## [Problem]
Continue the passage below on surgical site infections in diabetic patients, picking up after its last sentence.

## [Source document]
=-=-=-=-=
It's easy to say that patients with poor glucose control simply shouldn't have elective surgery, but unfortunately, some patients are unlikely to ever achieve great control. In some cases, the reason for surgery — for example, infection or inflammation — is contributing to the poor glucose control. So postponing surgery probably won't provide a significant short-term net benefit. All of which begs the question: What's the best way to deal with the propensity of diabetic patients to develop surgical site infections?

Control glucose with caution
Use the pre-operative assessment as an opportunity to optimize glucose control. Tight glucose control is a noble goal — but only if you're also adequately monitoring to detect and treat hypoglycemia. Ultimately, you need to balance how much control you can safely achieve. It may be safer and more practical to accept "loose" control of hyperglycemia, as the benefits of tighter control may not warrant what it takes to avoid the dangers of hypoglycemia.

Set realistic goals
A pre-operative hemoglobin A1C of less than 7.5 and a glucose level less than 120 mg/dl are practical goals for most facilities. How far can you stray from those goals? It depends. The textbook answer is that no surgery should be performed if hemoglobin A1C is greater than 10 or blood glucose is greater than 250. But we all know patients who live quite asymptomatically at much higher levels, and postponing surgery is not without risk, let alone inconvenience. It comes down to a case-by-case determination. A skin graft warrants more rigid standards for postponement than laparoscopy.

Look at the bigger picture
Diabetics are at high risk for several perioperative events, and glucose control is only part of the management they need. Routine pre-op optimization measures are even more important for diabetics. All surgery results in some contamination of wounds, but as long as the amount of organisms is minimized and host defenses are adequate, no clinically significant infection occurs. So there are 2 overriding goals:

  • Minimize contamination. Timely administration of pre-op antibiotics, which is a foundation of current perioperative culture, is important, but it's a double-edged sword. Yes, it does generally reduce risk of infections, but it also contributes to resistance, so when infections do occur, they're harder to treat. Hair clipping, as opposed to shaving, and pre-op showers reduce skin contaminants, although probably not as much as we'd like.
=-=-=-=-=
## [Record excerpts]

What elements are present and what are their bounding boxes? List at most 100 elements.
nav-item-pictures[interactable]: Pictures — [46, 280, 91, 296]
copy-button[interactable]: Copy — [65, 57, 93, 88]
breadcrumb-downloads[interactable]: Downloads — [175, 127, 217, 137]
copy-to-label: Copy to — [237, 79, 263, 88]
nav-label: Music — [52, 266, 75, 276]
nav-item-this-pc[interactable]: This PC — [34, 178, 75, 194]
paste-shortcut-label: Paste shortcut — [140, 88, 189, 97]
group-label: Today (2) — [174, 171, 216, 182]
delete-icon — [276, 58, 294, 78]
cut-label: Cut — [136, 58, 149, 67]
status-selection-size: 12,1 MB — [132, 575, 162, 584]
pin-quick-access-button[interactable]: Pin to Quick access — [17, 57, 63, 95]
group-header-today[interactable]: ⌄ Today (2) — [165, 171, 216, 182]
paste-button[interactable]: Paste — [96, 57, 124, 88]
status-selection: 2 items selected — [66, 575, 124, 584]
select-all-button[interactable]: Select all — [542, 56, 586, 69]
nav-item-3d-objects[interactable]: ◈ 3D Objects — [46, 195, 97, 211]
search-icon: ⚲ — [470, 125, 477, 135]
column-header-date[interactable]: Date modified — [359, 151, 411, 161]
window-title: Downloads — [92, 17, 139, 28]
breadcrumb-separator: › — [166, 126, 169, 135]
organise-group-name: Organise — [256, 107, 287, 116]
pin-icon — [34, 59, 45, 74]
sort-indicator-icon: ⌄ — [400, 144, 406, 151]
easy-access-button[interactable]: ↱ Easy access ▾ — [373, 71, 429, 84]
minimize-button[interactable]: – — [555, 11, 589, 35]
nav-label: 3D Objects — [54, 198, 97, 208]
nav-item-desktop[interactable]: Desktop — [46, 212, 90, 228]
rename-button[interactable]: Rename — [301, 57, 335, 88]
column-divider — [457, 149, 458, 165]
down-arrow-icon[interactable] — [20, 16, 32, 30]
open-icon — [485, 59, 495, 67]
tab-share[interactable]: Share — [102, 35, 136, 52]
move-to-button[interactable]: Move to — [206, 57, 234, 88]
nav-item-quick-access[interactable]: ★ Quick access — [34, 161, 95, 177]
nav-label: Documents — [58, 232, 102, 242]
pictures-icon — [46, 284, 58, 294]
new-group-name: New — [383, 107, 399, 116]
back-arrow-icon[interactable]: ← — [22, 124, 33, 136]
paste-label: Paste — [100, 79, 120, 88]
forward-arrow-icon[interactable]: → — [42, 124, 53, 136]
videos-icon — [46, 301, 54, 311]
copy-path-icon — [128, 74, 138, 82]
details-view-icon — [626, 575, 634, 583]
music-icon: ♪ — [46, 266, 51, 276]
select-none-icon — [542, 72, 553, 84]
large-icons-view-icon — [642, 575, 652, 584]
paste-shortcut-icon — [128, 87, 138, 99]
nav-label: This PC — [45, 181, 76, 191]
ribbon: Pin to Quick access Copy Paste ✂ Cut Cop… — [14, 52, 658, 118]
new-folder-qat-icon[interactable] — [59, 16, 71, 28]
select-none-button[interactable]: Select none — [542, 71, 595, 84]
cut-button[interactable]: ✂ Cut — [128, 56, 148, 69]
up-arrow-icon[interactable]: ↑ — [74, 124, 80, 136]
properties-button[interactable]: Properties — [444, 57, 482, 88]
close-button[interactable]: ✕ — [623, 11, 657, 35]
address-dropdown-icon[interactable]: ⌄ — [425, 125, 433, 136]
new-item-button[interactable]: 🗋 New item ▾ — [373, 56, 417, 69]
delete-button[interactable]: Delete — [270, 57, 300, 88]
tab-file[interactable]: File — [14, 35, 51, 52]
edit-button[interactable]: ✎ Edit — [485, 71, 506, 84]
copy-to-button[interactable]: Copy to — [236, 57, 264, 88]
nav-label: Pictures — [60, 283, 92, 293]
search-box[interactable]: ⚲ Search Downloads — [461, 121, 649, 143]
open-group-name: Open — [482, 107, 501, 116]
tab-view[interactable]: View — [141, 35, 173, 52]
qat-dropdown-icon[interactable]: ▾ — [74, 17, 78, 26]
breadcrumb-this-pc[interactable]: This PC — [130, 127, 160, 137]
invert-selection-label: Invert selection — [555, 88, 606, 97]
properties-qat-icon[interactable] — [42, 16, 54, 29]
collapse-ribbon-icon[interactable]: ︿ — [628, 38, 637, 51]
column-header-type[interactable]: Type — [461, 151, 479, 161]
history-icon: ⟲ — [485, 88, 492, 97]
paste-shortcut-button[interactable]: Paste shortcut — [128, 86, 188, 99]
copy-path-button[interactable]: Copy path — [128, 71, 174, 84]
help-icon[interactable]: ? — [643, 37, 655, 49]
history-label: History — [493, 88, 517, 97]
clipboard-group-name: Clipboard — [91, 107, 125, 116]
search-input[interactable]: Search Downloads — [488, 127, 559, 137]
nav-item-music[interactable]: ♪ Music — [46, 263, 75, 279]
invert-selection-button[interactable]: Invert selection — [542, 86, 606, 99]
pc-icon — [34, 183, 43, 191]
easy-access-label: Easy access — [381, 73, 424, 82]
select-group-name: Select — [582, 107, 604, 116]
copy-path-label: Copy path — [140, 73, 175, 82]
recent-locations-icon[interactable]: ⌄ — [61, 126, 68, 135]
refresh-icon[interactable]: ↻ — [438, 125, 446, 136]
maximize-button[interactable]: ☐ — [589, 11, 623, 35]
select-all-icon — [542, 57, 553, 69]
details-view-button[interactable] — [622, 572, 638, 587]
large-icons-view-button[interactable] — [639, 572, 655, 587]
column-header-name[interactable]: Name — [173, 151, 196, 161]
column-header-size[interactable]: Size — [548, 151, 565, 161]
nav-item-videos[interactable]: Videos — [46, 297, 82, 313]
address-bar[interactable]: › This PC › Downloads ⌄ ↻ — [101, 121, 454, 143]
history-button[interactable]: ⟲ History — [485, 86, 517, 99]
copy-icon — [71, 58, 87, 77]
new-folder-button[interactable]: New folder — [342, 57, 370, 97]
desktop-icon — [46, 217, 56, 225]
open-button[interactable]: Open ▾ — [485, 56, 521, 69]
=-=-=-=-=
## [Answer area]
  • Maintain tissue oxygenation. Host defenses are largely dependent on tissue oxygenation. Anesthesia and the paralysis needed for surgery slow the metabolism, so limiting the length of surgery as much as possible is important. There's also some evidence that the vasodilation that accompanies neuraxial anesthesia may reduce SSIs. So here's something that warrants at least as much attention as glucose control: If you can get diabetic patients to stop smoking, even a few days before surgery, that will reverse the vasoconstriction caused by nicotine, and will probably reduce risks as much as any other single measure.

Leverage the opportunity
There's never an excuse to ignore short-term glucose control, but the best approach is to leverage the opportunity to improve long-term therapy. In our sometimes-fragmented healthcare system, it's critical to use the perioperative contact to improve overall health. This requires some creative and progressive resource allocation among the surgical, anesthesia, endocrine and primary care clinicians.

Sometimes the only practical option for urgent management of a pre-op patient with high glucose is a referral to the emergency department or pre-admission. Similarly, insulin pumps may trigger an endocrine consult. This is an inefficient use of resources. The medical management isn't usually complex, but it does require someone with the confidence, time and authority to institute protocols and adjust insulin doses. A clinician with diabetes management experience "on loan" to the pre-op clinic may be a more efficient and patient-centered model of care. As payments for perioperative care become more global in nature, this cooperation will become more critical for financial viability, as well as for good patient care.